▶ **Task statement**:
Go through the entries below and copy each line containing the word "backing".

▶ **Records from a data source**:
___

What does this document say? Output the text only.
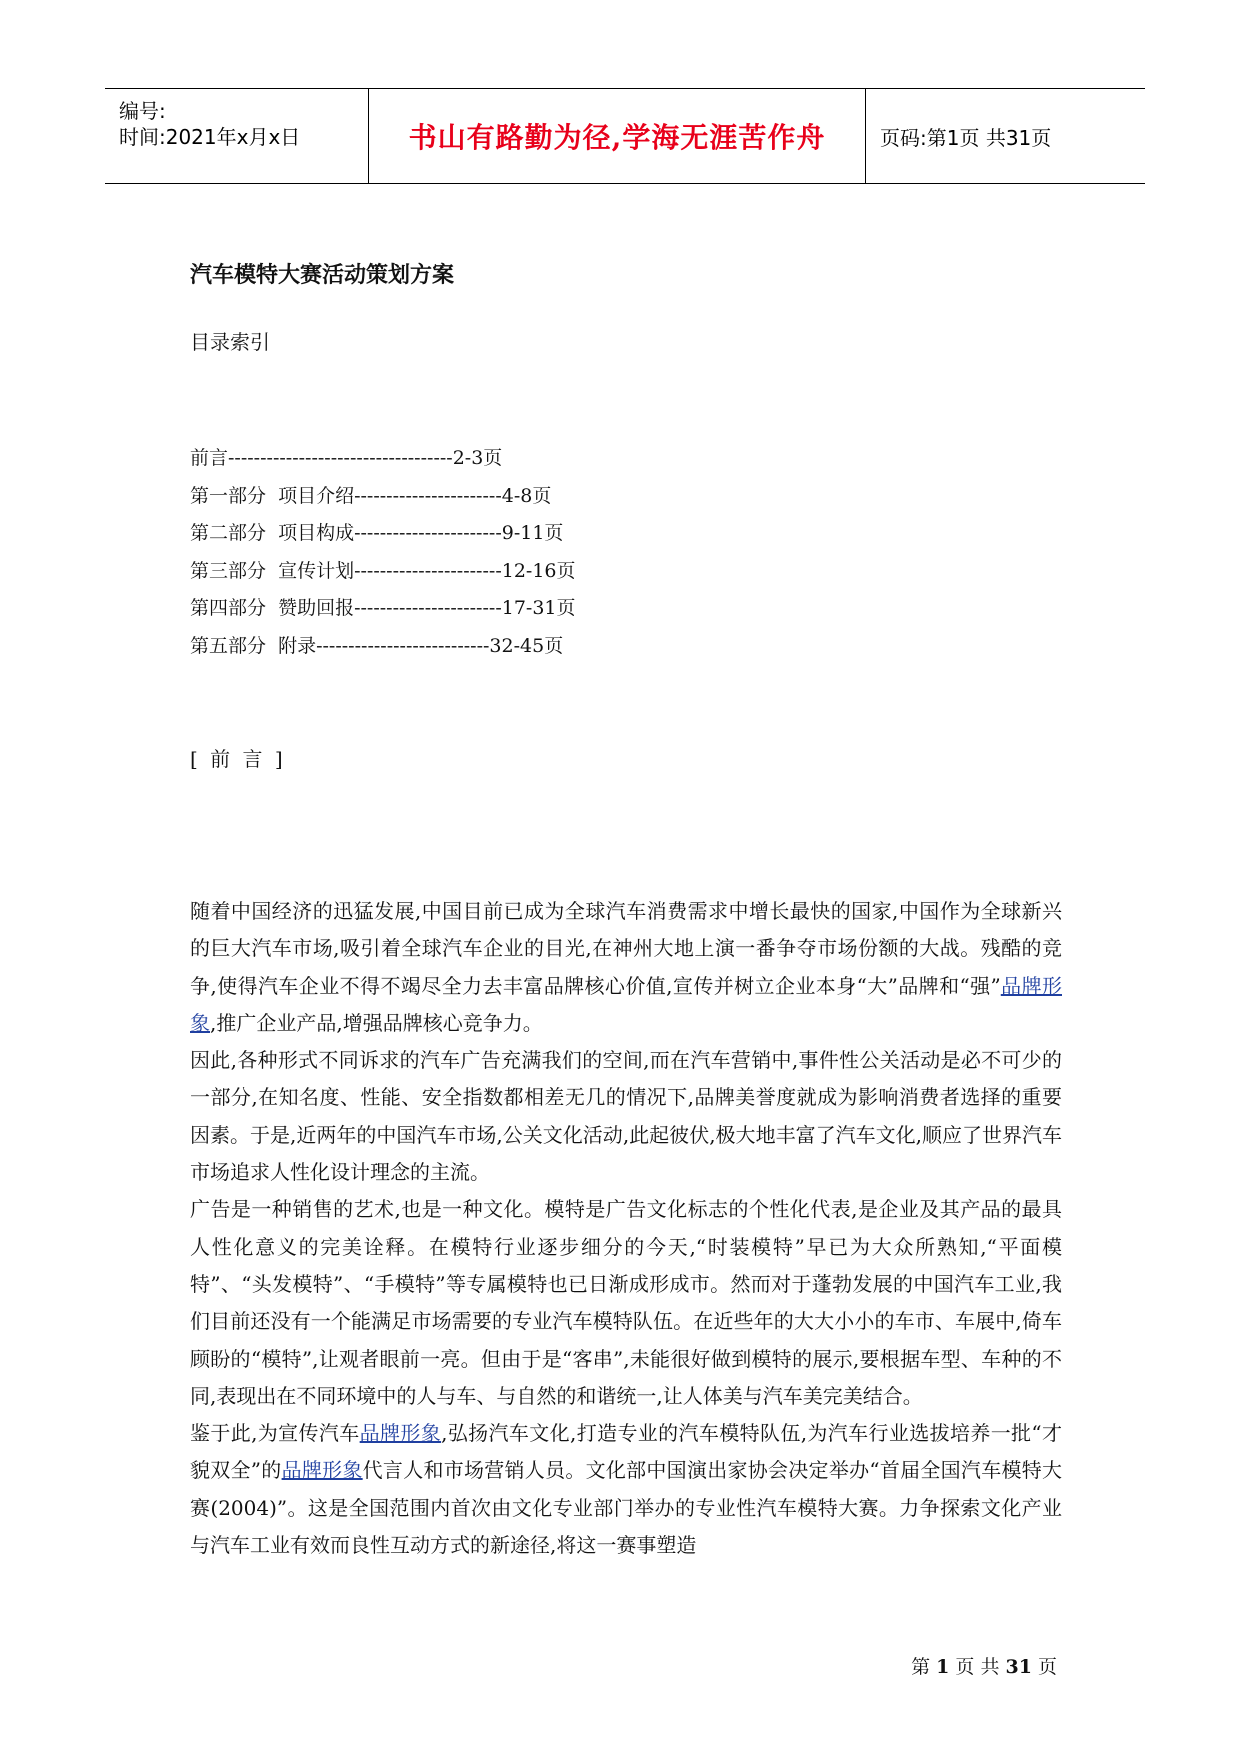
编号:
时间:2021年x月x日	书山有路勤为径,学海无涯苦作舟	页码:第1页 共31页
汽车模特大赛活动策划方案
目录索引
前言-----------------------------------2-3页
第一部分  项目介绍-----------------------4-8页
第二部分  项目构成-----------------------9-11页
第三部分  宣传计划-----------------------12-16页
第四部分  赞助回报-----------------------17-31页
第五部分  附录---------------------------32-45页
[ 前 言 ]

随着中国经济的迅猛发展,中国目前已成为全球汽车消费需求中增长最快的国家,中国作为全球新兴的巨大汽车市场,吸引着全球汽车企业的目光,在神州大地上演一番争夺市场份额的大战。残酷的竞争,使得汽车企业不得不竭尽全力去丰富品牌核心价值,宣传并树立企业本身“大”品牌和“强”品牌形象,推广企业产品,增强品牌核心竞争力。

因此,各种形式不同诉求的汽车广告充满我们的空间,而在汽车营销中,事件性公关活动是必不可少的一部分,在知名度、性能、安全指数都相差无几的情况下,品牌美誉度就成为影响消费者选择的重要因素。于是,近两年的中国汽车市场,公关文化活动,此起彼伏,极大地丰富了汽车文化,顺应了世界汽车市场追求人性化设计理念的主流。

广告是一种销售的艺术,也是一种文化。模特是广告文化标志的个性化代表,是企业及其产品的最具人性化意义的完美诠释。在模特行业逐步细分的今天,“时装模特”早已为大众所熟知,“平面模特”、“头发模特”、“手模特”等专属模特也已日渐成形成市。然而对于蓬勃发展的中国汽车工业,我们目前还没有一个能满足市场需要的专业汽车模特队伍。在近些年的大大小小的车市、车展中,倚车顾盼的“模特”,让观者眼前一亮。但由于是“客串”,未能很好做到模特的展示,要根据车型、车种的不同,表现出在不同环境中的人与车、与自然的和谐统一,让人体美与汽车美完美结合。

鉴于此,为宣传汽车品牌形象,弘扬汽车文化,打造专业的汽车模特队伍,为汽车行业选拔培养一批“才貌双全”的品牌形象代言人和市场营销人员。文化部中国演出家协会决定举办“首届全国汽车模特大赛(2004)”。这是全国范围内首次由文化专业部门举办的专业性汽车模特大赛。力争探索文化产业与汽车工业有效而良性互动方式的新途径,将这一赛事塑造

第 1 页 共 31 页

___

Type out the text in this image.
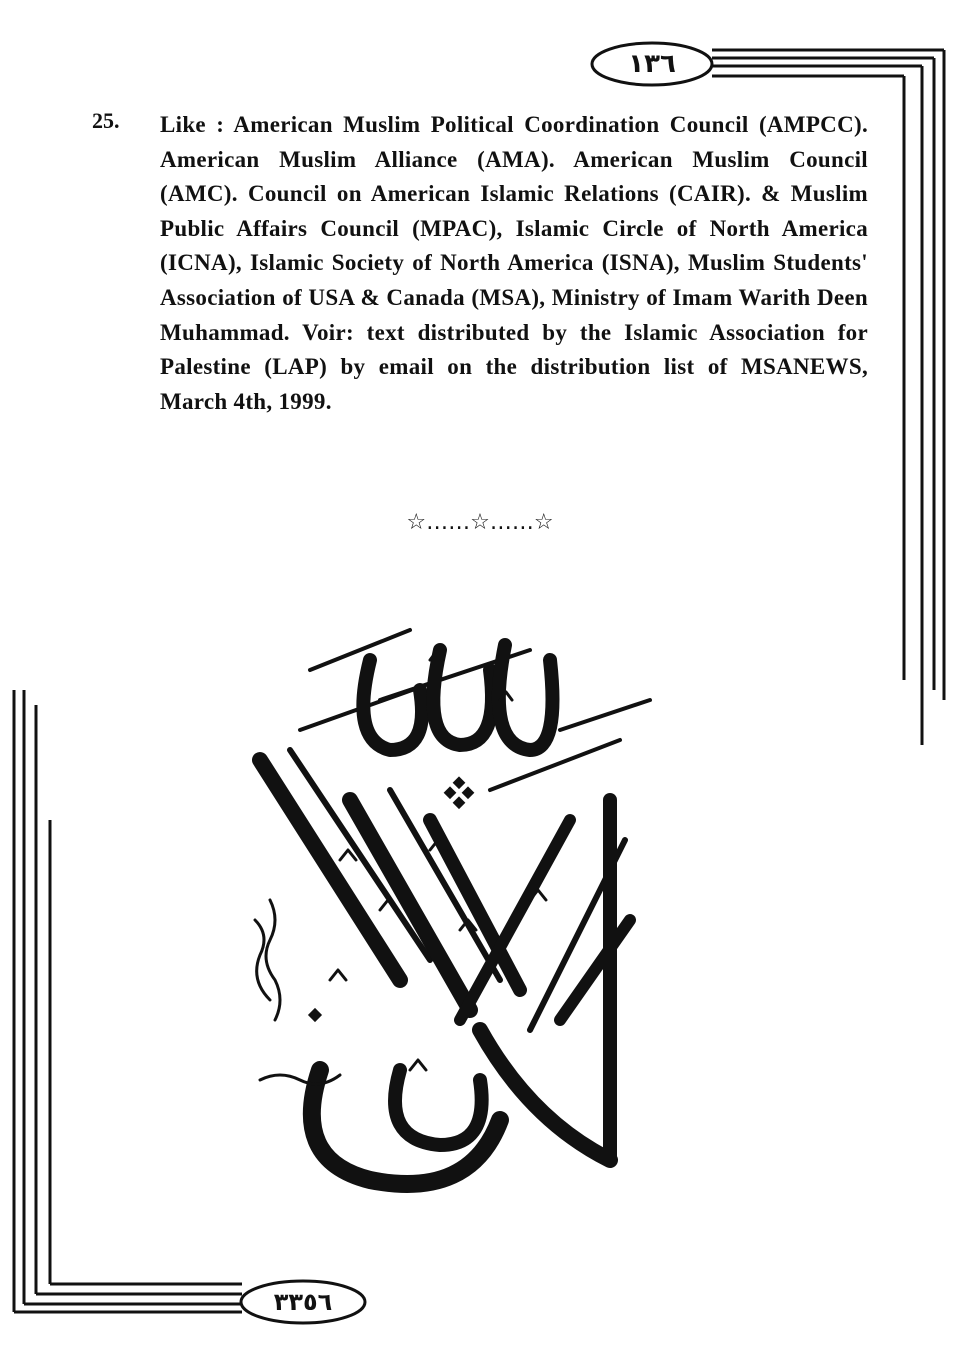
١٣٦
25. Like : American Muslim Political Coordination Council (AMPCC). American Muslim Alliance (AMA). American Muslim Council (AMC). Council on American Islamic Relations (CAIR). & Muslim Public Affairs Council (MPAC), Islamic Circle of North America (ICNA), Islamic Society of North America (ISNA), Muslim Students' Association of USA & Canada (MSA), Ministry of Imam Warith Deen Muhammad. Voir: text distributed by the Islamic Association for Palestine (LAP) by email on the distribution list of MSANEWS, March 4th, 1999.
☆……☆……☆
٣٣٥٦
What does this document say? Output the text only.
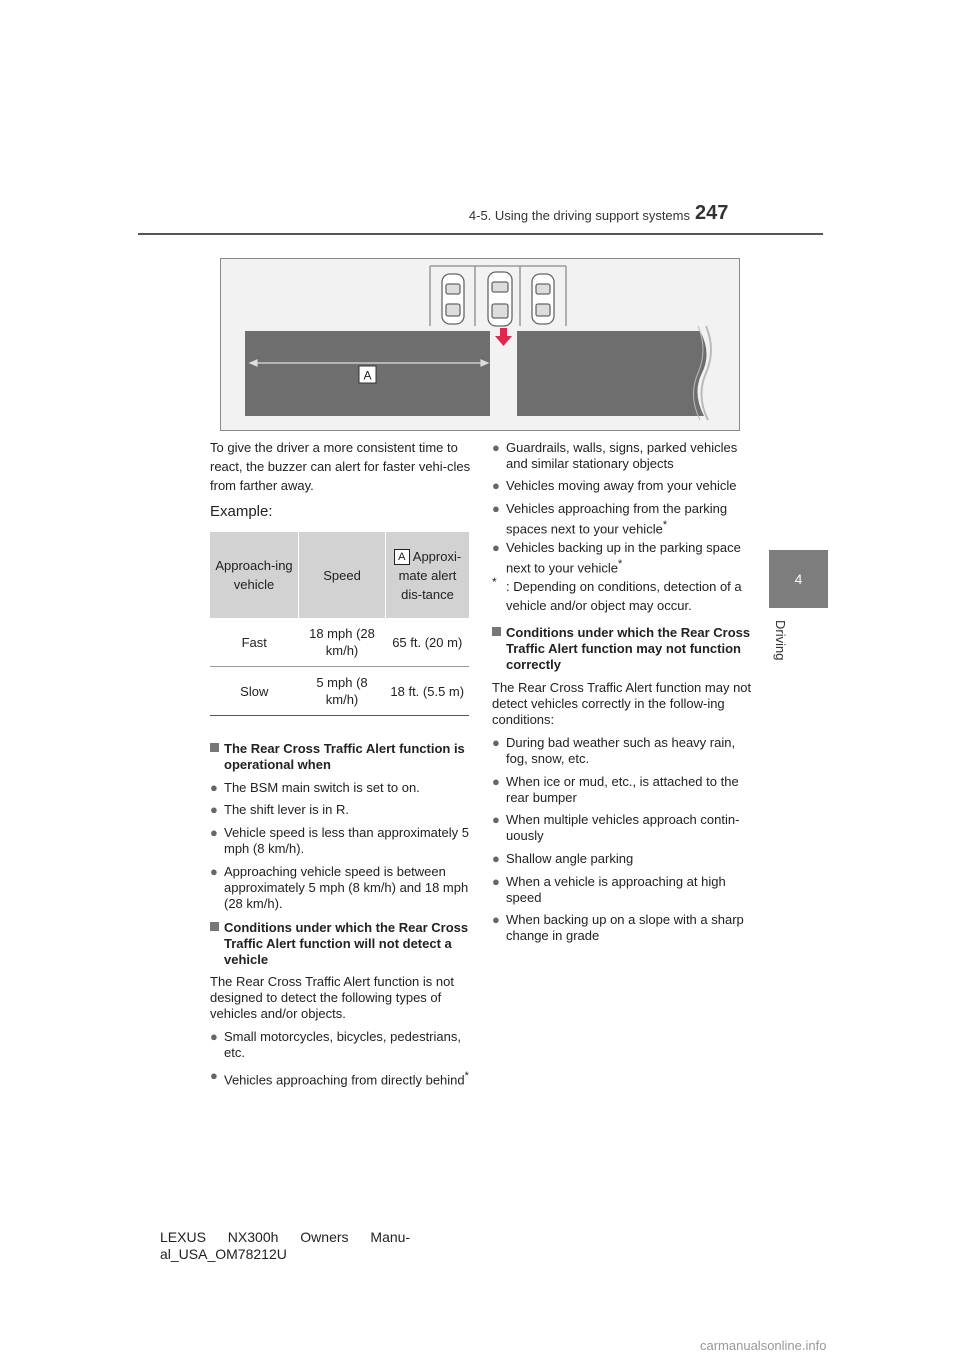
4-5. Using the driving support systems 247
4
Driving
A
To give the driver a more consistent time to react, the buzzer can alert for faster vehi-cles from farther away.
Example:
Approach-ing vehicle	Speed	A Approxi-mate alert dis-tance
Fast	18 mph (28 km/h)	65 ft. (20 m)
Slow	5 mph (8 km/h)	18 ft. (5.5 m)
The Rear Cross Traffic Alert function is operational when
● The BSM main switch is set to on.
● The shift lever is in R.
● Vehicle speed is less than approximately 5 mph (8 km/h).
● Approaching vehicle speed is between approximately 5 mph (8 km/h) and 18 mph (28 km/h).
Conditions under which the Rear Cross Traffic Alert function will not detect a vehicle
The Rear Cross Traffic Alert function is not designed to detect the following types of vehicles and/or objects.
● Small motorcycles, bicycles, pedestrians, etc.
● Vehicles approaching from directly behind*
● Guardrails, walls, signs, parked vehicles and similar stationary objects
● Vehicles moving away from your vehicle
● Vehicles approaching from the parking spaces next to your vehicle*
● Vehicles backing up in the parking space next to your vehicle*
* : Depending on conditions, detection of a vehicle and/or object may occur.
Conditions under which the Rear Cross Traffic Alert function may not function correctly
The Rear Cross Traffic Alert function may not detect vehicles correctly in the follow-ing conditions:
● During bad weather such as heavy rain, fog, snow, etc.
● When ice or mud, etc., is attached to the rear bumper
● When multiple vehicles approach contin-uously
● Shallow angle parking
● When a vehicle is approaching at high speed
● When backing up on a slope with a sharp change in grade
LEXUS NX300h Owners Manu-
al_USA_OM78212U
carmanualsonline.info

___

▶ **Final result**:
● Vehicles backing up in the parking space next to your vehicle*
● When backing up on a slope with a sharp change in grade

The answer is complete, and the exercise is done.